Exercise tasks:
**a.** Answer these questions from the page about "Feels Like Woah":
(i) How long is the song?
(ii) Which label released it?
(iii) What was it used as the theme song for?
**b.** From the page about "Feels Like Woah", print the part that opens with the words containing "- Released: 7" and closes with "2009 NRL season.".

Single by Wes Carr

from the album The Way the World Looks
- B-side: "Gone For Good (Acoustic)"
- Released: 7 March 2009
- Recorded: 2008
- Length: 3:15
- Label: Sony BMG
- Songwriter(s): Wes Carr, T Jay, Adam Argyle
- Producer(s): T.Jay

Wes Carr singles chronology
| "You" (2008) | "'Feels Like Woah'" (2009) | "Fearless" (2009) |

= Feels Like Woah =

"Feels Like Woah" is the second single from Australian singer and songwriter Wes Carr's second studio album, The Way the World Looks. It was released on 7 March 2009 and has been used as the theme song for the 2009 NRL season.

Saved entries
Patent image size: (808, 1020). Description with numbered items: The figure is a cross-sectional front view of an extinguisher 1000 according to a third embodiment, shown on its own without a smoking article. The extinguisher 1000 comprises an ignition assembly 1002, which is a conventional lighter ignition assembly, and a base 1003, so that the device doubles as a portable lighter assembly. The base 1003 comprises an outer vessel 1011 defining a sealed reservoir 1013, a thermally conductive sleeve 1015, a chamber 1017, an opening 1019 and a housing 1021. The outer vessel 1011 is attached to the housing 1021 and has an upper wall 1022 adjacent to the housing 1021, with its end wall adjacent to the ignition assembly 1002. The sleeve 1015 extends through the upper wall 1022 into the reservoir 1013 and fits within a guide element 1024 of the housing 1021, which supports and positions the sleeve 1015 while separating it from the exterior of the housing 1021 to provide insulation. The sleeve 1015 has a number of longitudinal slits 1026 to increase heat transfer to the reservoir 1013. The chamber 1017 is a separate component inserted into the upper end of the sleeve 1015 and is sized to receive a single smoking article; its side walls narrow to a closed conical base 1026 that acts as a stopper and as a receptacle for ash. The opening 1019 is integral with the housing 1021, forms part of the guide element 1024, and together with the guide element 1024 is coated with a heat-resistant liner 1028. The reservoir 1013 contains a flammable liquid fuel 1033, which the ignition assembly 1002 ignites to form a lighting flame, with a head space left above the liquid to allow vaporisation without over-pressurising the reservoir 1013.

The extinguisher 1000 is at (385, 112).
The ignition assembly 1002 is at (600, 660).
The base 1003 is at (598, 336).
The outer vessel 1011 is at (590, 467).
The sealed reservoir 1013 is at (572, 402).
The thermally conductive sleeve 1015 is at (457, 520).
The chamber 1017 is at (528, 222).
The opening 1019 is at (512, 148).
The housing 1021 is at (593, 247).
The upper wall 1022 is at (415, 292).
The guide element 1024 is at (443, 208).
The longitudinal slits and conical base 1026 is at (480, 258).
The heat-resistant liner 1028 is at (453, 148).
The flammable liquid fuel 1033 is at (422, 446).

Solutions below:
**a.**
(i) 3:15
(ii) Sony BMG
(iii) The 2009 NRL season

**b.**
- Released: 7 March 2009
- Recorded: 2008
- Length: 3:15
- Label: Sony BMG
- Songwriter(s): Wes Carr, T Jay, Adam Argyle
- Producer(s): T.Jay

Wes Carr singles chronology
| "You" (2008) | "'Feels Like Woah'" (2009) | "Fearless" (2009) |

= Feels Like Woah =

"Feels Like Woah" is the second single from Australian singer and songwriter Wes Carr's second studio album, The Way the World Looks. It was released on 7 March 2009 and has been used as the theme song for the 2009 NRL season.